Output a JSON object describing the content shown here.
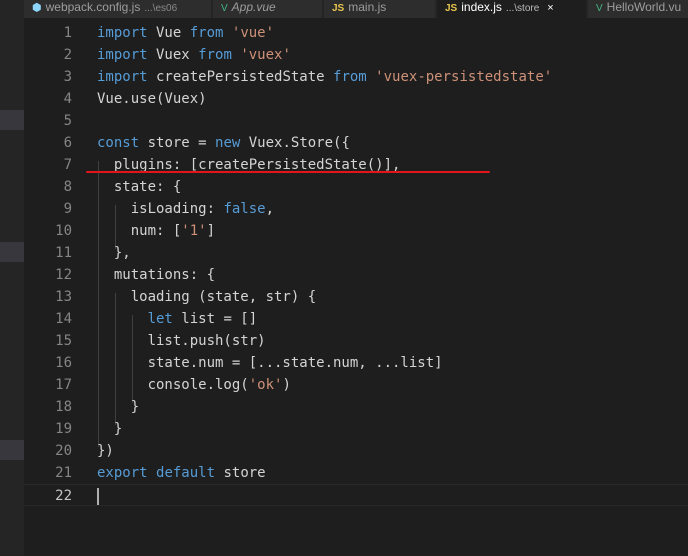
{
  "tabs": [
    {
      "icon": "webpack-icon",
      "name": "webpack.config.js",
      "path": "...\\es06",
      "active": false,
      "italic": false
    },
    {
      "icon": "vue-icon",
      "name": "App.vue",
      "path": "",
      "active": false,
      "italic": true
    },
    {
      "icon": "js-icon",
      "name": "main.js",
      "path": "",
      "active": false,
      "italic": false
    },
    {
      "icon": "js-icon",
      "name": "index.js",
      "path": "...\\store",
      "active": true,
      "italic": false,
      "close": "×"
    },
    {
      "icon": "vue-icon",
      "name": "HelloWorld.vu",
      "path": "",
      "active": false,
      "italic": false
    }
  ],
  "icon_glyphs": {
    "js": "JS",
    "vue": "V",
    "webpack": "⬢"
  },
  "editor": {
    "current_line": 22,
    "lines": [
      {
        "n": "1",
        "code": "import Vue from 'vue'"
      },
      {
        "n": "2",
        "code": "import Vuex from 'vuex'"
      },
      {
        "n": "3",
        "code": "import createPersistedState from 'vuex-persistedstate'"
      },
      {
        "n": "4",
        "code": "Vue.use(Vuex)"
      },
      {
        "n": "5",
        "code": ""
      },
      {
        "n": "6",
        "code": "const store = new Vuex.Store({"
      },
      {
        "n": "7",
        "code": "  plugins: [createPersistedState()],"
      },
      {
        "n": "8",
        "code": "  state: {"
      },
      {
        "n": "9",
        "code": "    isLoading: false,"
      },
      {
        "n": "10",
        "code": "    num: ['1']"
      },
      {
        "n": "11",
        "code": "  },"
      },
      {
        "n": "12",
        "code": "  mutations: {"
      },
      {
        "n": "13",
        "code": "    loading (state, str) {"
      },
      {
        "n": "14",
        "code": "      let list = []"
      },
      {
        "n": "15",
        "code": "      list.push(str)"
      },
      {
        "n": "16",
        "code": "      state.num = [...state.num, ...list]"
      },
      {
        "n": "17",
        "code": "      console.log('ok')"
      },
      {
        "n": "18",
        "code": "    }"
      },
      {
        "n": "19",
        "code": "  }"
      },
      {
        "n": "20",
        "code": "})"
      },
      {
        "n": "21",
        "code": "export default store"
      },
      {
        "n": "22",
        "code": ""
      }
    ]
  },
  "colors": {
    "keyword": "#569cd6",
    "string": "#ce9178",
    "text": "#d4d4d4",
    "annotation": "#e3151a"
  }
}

...

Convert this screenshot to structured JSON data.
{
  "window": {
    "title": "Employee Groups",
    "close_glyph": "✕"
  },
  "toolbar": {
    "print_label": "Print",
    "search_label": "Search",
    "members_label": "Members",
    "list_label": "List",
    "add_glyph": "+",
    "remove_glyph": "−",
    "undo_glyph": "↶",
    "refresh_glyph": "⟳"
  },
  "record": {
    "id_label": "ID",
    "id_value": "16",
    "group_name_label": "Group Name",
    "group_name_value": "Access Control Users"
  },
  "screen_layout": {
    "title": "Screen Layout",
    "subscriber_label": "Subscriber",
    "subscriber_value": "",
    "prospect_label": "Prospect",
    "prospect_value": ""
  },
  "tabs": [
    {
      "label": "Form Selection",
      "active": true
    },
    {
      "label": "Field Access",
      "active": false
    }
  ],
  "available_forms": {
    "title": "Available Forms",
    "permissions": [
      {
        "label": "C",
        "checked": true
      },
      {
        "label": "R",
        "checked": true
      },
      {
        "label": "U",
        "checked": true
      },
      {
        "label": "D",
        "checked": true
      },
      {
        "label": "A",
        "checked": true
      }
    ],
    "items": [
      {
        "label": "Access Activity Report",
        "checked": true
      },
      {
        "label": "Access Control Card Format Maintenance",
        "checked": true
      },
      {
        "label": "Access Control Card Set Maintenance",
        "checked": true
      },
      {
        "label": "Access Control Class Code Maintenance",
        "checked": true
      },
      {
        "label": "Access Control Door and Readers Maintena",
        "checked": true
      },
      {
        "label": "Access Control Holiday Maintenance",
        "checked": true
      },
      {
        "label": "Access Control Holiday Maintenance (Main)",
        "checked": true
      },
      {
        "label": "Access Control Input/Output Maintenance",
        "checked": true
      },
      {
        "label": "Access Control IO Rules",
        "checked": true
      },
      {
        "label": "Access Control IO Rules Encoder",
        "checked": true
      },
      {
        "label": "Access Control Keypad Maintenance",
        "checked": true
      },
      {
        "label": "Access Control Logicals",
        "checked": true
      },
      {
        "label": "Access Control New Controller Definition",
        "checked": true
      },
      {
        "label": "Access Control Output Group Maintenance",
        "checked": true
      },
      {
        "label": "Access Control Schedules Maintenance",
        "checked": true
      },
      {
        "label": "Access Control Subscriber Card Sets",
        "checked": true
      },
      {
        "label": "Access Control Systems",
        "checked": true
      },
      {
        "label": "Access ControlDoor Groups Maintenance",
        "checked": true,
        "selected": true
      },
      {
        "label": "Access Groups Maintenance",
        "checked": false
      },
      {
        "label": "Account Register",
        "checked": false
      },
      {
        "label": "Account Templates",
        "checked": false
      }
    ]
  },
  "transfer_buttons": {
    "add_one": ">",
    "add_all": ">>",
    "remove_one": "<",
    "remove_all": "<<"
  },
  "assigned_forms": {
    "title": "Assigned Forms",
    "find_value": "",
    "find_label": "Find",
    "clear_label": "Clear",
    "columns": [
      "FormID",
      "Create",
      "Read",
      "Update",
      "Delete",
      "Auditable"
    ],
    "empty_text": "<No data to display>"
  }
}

> _WORK TO BE COMPLETED_: Select the lines that carry the string "Output" and copy them.

> _RESPONSE TO THIS TASK_:
Output a JSON object describing the content shown here.
        "label": "Access Control Input/Output Maintenance",
        "label": "Access Control Output Group Maintenance",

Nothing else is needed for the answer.